§ EXTRAIT DU DOCUMENT:
════════

Elizabeth Royer-Grimblat chez elle, avec deux tableaux de sa collection privée: "Les pêcheuses", de Léopold Survage, 1926 (à g.) et "Vénus et Cupidon" de Vincenzo Volari, 1648.

Spécialiste des œuvres volées par les nazis pendant la Seconde Guerre mondiale, cette farouche enquêtrice nous révèle ses combats les plus ardents contre l’oubli. Ses interlocuteurs : des marchands, des commissaires-priseurs, des conservateurs de musée et des collectionneurs privés. Sa force : elle ne demande aucune rétribution pour préserver sa liberté d’action.

Paris Match. Il aura fallu attendre soixante-quinze ans pour que le tableau “La cueillette des pois” de Pissarro, qui avait été spolié par les nazis en 1943, soit – grâce à vous – rendu à la famille Bauer !
Elizabeth Royer-Grimblat. En 2015, j’avais localisé plusieurs tableaux volés à Simon Bauer pendant la guerre et je connaissais bien le dossier. Deux ans plus tard, lors de l’avant-première de l’exposition Pissarro du musée Marmottan Monet, j’ai identifié la gouache vendue en 1943 par Lefranc, administrateur provisoire de la collection Bauer nommé par le Commissariat général aux questions juives. J’ai pris contact avec le petit-fils de Simon Bauer, Jean-Jacques, qui recherchait les toiles disparues. Celui-ci a aussitôt fait mettre la gouache sous séquestre pour qu’elle ne quitte pas la France.

════════

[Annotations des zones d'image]
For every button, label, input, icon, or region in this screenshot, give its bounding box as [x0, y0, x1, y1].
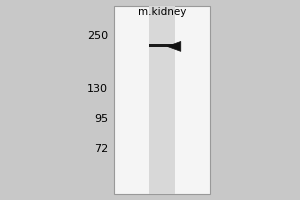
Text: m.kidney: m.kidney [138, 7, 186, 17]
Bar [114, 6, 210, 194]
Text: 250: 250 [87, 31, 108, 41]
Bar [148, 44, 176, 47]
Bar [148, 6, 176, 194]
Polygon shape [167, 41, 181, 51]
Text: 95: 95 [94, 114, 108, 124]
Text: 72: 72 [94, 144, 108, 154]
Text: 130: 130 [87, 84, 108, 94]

════════

§ LISTE DES TÂCHES:
1) Les affirmations suivantes concordent-elles avec l'extrait sur les œuvres spoliées ? Répondez par oui ou par non et citez à l'identique les mots décisifs de l'extrait. (a) Le tableau de Pissarro a été spolié en 1943. (b) Elizabeth Royer-Grimblat se fait rémunérer pour ses recherches. (c) La gouache a été identifiée lors de l'avant-première d'une exposition au musée Marmottan Monet.
2) Selon l'extrait sur les œuvres spoliées, qui a vendu la gouache en 1943 ?
3) Reprenez l'extrait sur les œuvres spoliées là où il s'arrête et poursuivez-le.
Les données forment un matériau distinct de l'extrait.

§ RÉPONSES PAR TÂCHE:
1)
(a) Oui : « qui avait été spolié par les nazis en 1943 ».
(b) Non : « elle ne demande aucune rétribution pour préserver sa liberté d’action ».
(c) Oui : « lors de l’avant-première de l’exposition Pissarro du musée Marmottan Monet, j’ai identifié la gouache ».

2) Lefranc, administrateur provisoire de la collection Bauer nommé par le Commissariat général aux questions juives.

3)
Qui en était propriétaire ?
Les Toll, un couple de collectionneurs américains expérimentés, mécènes de l’université de Jérusalem. Ils avaient acquis l’œuvre chez Christie’s à New York en 1995 pour 800 000 dollars, sans s’inquiéter de sa provenance. Il aura fallu plus de trois ans d’une bataille juridique acharnée, pendant laquelle le couple fera tout pour que l’affaire soit jugée devant les tribunaux américains, pour que les Bauer aient enfin gain de cause.

Une rumeur assure que les Toll seraient dans cette affaire victimes d’une nouvelle spoliation d’Etat ?
Les Toll sont surtout victimes de leurs erreurs stratégiques : en acceptant que Christie’s les soutienne en les finançant jusqu’à la Cour de cassation, ils s’alignent sur les positions de la maison de vente, laquelle a toujours nié les droits de la famille Bauer à obtenir justice, se coupant ainsi de toute possibilité de solution négociée. Récemment, les juges de la Cour de cassation les ont invités à se retourner contre le vendeur du bien spolié, à savoir Christie’s. Hélas, ils ont signé avec la maison de vente un contrat prévoyant une prescription – échue depuis longtemps – contre tout recours légal ! Pour sauver la face, ils ont décidé d’attaquer l’Etat français auprès de la Cour européenne des droits de l’homme et réclament une indemnisation au nom de leur droit de propriété bafoué et de la perte sèche d’une œuvre estimée à 1,7 million de dollars.

Quel imbroglio juridique ! Qu’est-ce qui vous a décidé à vous spécialiser dans ces recherches ?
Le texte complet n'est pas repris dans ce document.